PASSAGE SHOWN =>

begin

In Table 3, we use the ISO 639-1 language code to represent the language names. We provide the list of languages with their corresponding code in Appendix Table 6. Based on Table 3, the abusive language datasets were already available in 18 different languages. Despite being not as many as in English, we notice that some languages have more resources than others, such as Arabic (AR), Hindi (HI), and Italian (IT). However, some other languages only have one resource available such as Czech (CS), Croatian (HR), Poland (PL), Swedish (SW), Turkish (TR), and Vietnamese (VI). The availability of these lower-resourced datasets indicates that this research direction is still growing. However, we notice that these resources are more centered on Indo-European languages. We still could not find datasets in the Niger-Congo language family which are mostly used in some African regions. The datasets in Afro-Asiatic, Austronesian, and other language families are also far less than Indo-European languages. Moreover, we observe Hindi-English (HI-EN) code-mixed datasets, all focusing on detecting hate speech. The first dataset of hate speech in Hindi-English code-mixed was proposed by Bohra et al. [14]. Mandl et al. presented a new collection created for a shared task, Hate Speech and Offensive Content Identification (HASOC), at FIRE 2019. Recently, Rani et al. [111] proposed the first Hindi-English hate speech dataset containing tweets written in both Roman and the native Devanagari script. Additionally, a Swahili-English code-mixed hate speech dataset was recently published [87]. They gathered their dataset from Twitter, mainly related to the 2017 general election in Kenya. It is worth mentioning the work

by Oriola and Kotze [88] proposing a code-mixed Twitter dataset containing 14,896 tweets written in a mix of four different languages, namely English, Afrikaans, IsiZulu, and Sesotho.

end

DATA EXTRACT =>
begin

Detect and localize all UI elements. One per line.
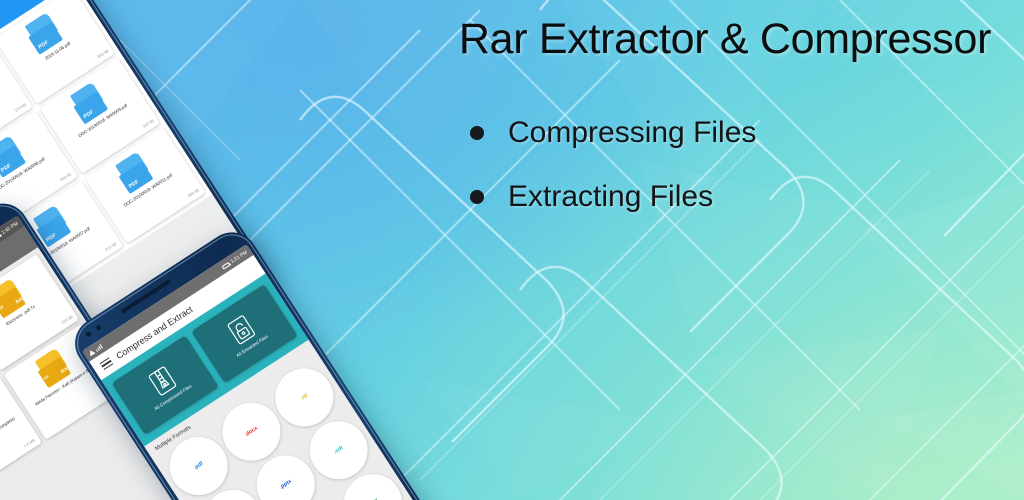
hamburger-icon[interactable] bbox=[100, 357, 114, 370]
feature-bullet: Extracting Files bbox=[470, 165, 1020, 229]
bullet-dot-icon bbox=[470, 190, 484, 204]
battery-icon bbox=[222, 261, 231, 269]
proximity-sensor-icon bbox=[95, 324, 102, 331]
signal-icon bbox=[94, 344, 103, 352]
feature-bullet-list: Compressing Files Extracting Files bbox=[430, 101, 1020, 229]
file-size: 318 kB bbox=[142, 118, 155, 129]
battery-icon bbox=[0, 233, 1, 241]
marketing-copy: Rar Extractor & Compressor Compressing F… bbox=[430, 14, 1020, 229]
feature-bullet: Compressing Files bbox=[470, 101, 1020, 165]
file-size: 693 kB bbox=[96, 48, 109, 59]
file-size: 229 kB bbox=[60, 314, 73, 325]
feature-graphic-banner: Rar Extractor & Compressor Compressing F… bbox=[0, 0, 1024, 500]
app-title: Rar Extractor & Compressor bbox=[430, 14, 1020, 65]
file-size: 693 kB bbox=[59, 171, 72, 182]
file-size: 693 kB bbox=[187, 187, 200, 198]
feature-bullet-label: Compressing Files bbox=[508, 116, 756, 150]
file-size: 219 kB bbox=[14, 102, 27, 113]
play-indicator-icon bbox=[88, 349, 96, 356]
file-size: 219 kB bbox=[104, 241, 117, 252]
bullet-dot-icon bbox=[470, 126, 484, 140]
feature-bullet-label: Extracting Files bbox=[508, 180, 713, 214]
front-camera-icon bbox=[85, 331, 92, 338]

end

YOUR INSTRUCTIONS => In the passage on abusive language datasets, how many tweets does the code-mixed Twitter dataset from Oriola and Kotze contain?

TASK RESULT => It contains 14,896 tweets.